— Begin Data lines —

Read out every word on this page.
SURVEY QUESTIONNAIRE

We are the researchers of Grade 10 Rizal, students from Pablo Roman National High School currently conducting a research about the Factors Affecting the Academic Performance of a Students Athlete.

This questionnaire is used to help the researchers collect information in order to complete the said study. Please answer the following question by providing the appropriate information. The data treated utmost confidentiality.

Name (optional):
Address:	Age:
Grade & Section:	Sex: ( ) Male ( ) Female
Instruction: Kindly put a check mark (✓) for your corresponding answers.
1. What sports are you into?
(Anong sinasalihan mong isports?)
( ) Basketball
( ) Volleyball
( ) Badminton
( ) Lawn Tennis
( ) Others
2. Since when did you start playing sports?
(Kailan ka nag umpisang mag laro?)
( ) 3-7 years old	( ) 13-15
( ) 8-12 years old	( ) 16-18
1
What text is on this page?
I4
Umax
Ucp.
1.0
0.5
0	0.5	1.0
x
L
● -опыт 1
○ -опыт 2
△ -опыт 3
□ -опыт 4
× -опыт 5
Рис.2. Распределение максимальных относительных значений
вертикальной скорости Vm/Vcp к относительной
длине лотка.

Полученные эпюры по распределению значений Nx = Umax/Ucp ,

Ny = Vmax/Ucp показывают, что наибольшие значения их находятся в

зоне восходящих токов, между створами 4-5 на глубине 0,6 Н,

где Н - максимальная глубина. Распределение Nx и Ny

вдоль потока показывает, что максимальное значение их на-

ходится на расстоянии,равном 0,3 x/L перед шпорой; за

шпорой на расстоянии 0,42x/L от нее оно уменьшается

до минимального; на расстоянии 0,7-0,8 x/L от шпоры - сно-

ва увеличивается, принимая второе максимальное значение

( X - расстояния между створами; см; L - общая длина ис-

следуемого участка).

— End Data lines —

Problem statement
Give the material above again, word for word.

Expected output
Read out every word on this page.
SURVEY QUESTIONNAIRE

We are the researchers of Grade 10 Rizal, students from Pablo Roman National High School currently conducting a research about the Factors Affecting the Academic Performance of a Students Athlete.

This questionnaire is used to help the researchers collect information in order to complete the said study. Please answer the following question by providing the appropriate information. The data treated utmost confidentiality.

Name (optional):
Address:	Age:
Grade & Section:	Sex: ( ) Male ( ) Female
Instruction: Kindly put a check mark (✓) for your corresponding answers.
1. What sports are you into?
(Anong sinasalihan mong isports?)
( ) Basketball
( ) Volleyball
( ) Badminton
( ) Lawn Tennis
( ) Others
2. Since when did you start playing sports?
(Kailan ka nag umpisang mag laro?)
( ) 3-7 years old	( ) 13-15
( ) 8-12 years old	( ) 16-18
1
What text is on this page?
I4
Umax
Ucp.
1.0
0.5
0	0.5	1.0
x
L
● -опыт 1
○ -опыт 2
△ -опыт 3
□ -опыт 4
× -опыт 5
Рис.2. Распределение максимальных относительных значений
вертикальной скорости Vm/Vcp к относительной
длине лотка.

Полученные эпюры по распределению значений Nx = Umax/Ucp ,

Ny = Vmax/Ucp показывают, что наибольшие значения их находятся в

зоне восходящих токов, между створами 4-5 на глубине 0,6 Н,

где Н - максимальная глубина. Распределение Nx и Ny

вдоль потока показывает, что максимальное значение их на-

ходится на расстоянии,равном 0,3 x/L перед шпорой; за

шпорой на расстоянии 0,42x/L от нее оно уменьшается

до минимального; на расстоянии 0,7-0,8 x/L от шпоры - сно-

ва увеличивается, принимая второе максимальное значение

( X - расстояния между створами; см; L - общая длина ис-

следуемого участка).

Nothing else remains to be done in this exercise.